Requirements -> Produce an exact copy of all the records.

(Items from a data source)
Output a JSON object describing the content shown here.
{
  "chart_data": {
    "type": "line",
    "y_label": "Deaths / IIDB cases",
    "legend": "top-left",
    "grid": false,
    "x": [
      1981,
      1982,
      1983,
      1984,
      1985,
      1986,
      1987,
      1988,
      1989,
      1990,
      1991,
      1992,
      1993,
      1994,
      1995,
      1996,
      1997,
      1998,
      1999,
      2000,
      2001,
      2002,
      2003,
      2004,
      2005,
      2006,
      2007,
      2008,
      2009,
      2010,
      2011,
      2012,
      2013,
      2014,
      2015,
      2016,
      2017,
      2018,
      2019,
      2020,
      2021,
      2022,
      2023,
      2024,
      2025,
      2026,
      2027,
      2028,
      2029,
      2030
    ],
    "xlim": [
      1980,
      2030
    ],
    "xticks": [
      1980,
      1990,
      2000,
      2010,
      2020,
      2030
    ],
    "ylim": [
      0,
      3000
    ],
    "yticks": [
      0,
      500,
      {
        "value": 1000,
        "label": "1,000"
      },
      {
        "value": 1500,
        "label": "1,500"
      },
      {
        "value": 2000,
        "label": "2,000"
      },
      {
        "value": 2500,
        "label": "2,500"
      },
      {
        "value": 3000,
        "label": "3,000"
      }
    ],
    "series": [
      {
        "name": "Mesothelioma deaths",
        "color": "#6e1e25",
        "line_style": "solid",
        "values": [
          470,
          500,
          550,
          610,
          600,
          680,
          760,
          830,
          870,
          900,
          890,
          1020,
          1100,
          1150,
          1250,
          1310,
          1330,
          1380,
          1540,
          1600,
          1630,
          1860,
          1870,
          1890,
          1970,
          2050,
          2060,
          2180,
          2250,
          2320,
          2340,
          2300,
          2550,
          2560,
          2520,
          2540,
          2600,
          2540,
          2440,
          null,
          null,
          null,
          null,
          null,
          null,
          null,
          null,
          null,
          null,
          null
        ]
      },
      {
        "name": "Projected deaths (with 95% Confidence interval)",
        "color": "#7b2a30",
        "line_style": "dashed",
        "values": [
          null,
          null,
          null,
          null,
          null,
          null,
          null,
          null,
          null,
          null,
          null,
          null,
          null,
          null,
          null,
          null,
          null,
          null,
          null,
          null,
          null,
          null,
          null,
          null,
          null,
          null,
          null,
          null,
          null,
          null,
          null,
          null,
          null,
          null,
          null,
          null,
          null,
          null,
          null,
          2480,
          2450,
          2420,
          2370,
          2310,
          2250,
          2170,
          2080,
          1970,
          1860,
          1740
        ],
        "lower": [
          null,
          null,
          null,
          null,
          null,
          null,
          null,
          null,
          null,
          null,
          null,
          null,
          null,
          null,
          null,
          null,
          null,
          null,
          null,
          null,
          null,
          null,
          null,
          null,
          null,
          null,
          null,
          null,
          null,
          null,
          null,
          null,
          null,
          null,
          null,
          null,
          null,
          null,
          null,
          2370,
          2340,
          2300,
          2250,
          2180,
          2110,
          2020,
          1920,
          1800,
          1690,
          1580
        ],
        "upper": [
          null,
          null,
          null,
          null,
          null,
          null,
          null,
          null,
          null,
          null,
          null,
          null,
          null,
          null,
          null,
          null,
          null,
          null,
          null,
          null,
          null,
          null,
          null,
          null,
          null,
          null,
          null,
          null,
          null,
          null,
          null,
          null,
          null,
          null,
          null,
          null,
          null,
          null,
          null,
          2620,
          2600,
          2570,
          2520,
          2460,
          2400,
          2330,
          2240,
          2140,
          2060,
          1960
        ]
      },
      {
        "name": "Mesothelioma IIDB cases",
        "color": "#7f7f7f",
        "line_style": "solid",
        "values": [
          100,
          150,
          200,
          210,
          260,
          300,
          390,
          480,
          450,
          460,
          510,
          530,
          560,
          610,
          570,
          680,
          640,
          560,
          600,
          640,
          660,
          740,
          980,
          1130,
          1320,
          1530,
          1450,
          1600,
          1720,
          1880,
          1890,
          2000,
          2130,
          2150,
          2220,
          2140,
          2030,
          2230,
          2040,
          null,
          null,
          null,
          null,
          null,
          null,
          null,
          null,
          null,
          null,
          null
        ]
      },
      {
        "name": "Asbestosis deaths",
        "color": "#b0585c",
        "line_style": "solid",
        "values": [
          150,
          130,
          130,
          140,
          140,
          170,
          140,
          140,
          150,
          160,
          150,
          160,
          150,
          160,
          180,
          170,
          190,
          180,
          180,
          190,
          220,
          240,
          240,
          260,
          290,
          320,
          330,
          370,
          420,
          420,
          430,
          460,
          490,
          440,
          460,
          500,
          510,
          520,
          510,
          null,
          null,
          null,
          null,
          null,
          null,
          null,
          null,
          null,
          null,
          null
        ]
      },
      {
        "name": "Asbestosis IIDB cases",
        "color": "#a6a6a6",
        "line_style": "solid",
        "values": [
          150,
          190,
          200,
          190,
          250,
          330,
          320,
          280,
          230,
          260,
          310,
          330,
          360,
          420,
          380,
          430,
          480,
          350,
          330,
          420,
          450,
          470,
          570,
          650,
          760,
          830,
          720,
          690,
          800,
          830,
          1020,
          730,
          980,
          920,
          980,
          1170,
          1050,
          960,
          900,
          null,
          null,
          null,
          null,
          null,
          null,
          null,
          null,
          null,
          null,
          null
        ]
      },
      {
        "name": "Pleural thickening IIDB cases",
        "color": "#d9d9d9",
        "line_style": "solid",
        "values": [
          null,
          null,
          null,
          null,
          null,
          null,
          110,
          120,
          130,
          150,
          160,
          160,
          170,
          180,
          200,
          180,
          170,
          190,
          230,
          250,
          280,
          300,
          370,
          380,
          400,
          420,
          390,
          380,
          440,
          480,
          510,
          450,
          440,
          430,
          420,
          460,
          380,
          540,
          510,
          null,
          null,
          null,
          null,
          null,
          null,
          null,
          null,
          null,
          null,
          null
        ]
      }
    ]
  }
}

Task solution ->
Output a JSON object describing the content shown here.
{
  "chart_data": {
    "type": "line",
    "y_label": "Deaths / IIDB cases",
    "legend": "top-left",
    "grid": false,
    "x": [
      1981,
      1982,
      1983,
      1984,
      1985,
      1986,
      1987,
      1988,
      1989,
      1990,
      1991,
      1992,
      1993,
      1994,
      1995,
      1996,
      1997,
      1998,
      1999,
      2000,
      2001,
      2002,
      2003,
      2004,
      2005,
      2006,
      2007,
      2008,
      2009,
      2010,
      2011,
      2012,
      2013,
      2014,
      2015,
      2016,
      2017,
      2018,
      2019,
      2020,
      2021,
      2022,
      2023,
      2024,
      2025,
      2026,
      2027,
      2028,
      2029,
      2030
    ],
    "xlim": [
      1980,
      2030
    ],
    "xticks": [
      1980,
      1990,
      2000,
      2010,
      2020,
      2030
    ],
    "ylim": [
      0,
      3000
    ],
    "yticks": [
      0,
      500,
      {
        "value": 1000,
        "label": "1,000"
      },
      {
        "value": 1500,
        "label": "1,500"
      },
      {
        "value": 2000,
        "label": "2,000"
      },
      {
        "value": 2500,
        "label": "2,500"
      },
      {
        "value": 3000,
        "label": "3,000"
      }
    ],
    "series": [
      {
        "name": "Mesothelioma deaths",
        "color": "#6e1e25",
        "line_style": "solid",
        "values": [
          470,
          500,
          550,
          610,
          600,
          680,
          760,
          830,
          870,
          900,
          890,
          1020,
          1100,
          1150,
          1250,
          1310,
          1330,
          1380,
          1540,
          1600,
          1630,
          1860,
          1870,
          1890,
          1970,
          2050,
          2060,
          2180,
          2250,
          2320,
          2340,
          2300,
          2550,
          2560,
          2520,
          2540,
          2600,
          2540,
          2440,
          null,
          null,
          null,
          null,
          null,
          null,
          null,
          null,
          null,
          null,
          null
        ]
      },
      {
        "name": "Projected deaths (with 95% Confidence interval)",
        "color": "#7b2a30",
        "line_style": "dashed",
        "values": [
          null,
          null,
          null,
          null,
          null,
          null,
          null,
          null,
          null,
          null,
          null,
          null,
          null,
          null,
          null,
          null,
          null,
          null,
          null,
          null,
          null,
          null,
          null,
          null,
          null,
          null,
          null,
          null,
          null,
          null,
          null,
          null,
          null,
          null,
          null,
          null,
          null,
          null,
          null,
          2480,
          2450,
          2420,
          2370,
          2310,
          2250,
          2170,
          2080,
          1970,
          1860,
          1740
        ],
        "lower": [
          null,
          null,
          null,
          null,
          null,
          null,
          null,
          null,
          null,
          null,
          null,
          null,
          null,
          null,
          null,
          null,
          null,
          null,
          null,
          null,
          null,
          null,
          null,
          null,
          null,
          null,
          null,
          null,
          null,
          null,
          null,
          null,
          null,
          null,
          null,
          null,
          null,
          null,
          null,
          2370,
          2340,
          2300,
          2250,
          2180,
          2110,
          2020,
          1920,
          1800,
          1690,
          1580
        ],
        "upper": [
          null,
          null,
          null,
          null,
          null,
          null,
          null,
          null,
          null,
          null,
          null,
          null,
          null,
          null,
          null,
          null,
          null,
          null,
          null,
          null,
          null,
          null,
          null,
          null,
          null,
          null,
          null,
          null,
          null,
          null,
          null,
          null,
          null,
          null,
          null,
          null,
          null,
          null,
          null,
          2620,
          2600,
          2570,
          2520,
          2460,
          2400,
          2330,
          2240,
          2140,
          2060,
          1960
        ]
      },
      {
        "name": "Mesothelioma IIDB cases",
        "color": "#7f7f7f",
        "line_style": "solid",
        "values": [
          100,
          150,
          200,
          210,
          260,
          300,
          390,
          480,
          450,
          460,
          510,
          530,
          560,
          610,
          570,
          680,
          640,
          560,
          600,
          640,
          660,
          740,
          980,
          1130,
          1320,
          1530,
          1450,
          1600,
          1720,
          1880,
          1890,
          2000,
          2130,
          2150,
          2220,
          2140,
          2030,
          2230,
          2040,
          null,
          null,
          null,
          null,
          null,
          null,
          null,
          null,
          null,
          null,
          null
        ]
      },
      {
        "name": "Asbestosis deaths",
        "color": "#b0585c",
        "line_style": "solid",
        "values": [
          150,
          130,
          130,
          140,
          140,
          170,
          140,
          140,
          150,
          160,
          150,
          160,
          150,
          160,
          180,
          170,
          190,
          180,
          180,
          190,
          220,
          240,
          240,
          260,
          290,
          320,
          330,
          370,
          420,
          420,
          430,
          460,
          490,
          440,
          460,
          500,
          510,
          520,
          510,
          null,
          null,
          null,
          null,
          null,
          null,
          null,
          null,
          null,
          null,
          null
        ]
      },
      {
        "name": "Asbestosis IIDB cases",
        "color": "#a6a6a6",
        "line_style": "solid",
        "values": [
          150,
          190,
          200,
          190,
          250,
          330,
          320,
          280,
          230,
          260,
          310,
          330,
          360,
          420,
          380,
          430,
          480,
          350,
          330,
          420,
          450,
          470,
          570,
          650,
          760,
          830,
          720,
          690,
          800,
          830,
          1020,
          730,
          980,
          920,
          980,
          1170,
          1050,
          960,
          900,
          null,
          null,
          null,
          null,
          null,
          null,
          null,
          null,
          null,
          null,
          null
        ]
      },
      {
        "name": "Pleural thickening IIDB cases",
        "color": "#d9d9d9",
        "line_style": "solid",
        "values": [
          null,
          null,
          null,
          null,
          null,
          null,
          110,
          120,
          130,
          150,
          160,
          160,
          170,
          180,
          200,
          180,
          170,
          190,
          230,
          250,
          280,
          300,
          370,
          380,
          400,
          420,
          390,
          380,
          440,
          480,
          510,
          450,
          440,
          430,
          420,
          460,
          380,
          540,
          510,
          null,
          null,
          null,
          null,
          null,
          null,
          null,
          null,
          null,
          null,
          null
        ]
      }
    ]
  }
}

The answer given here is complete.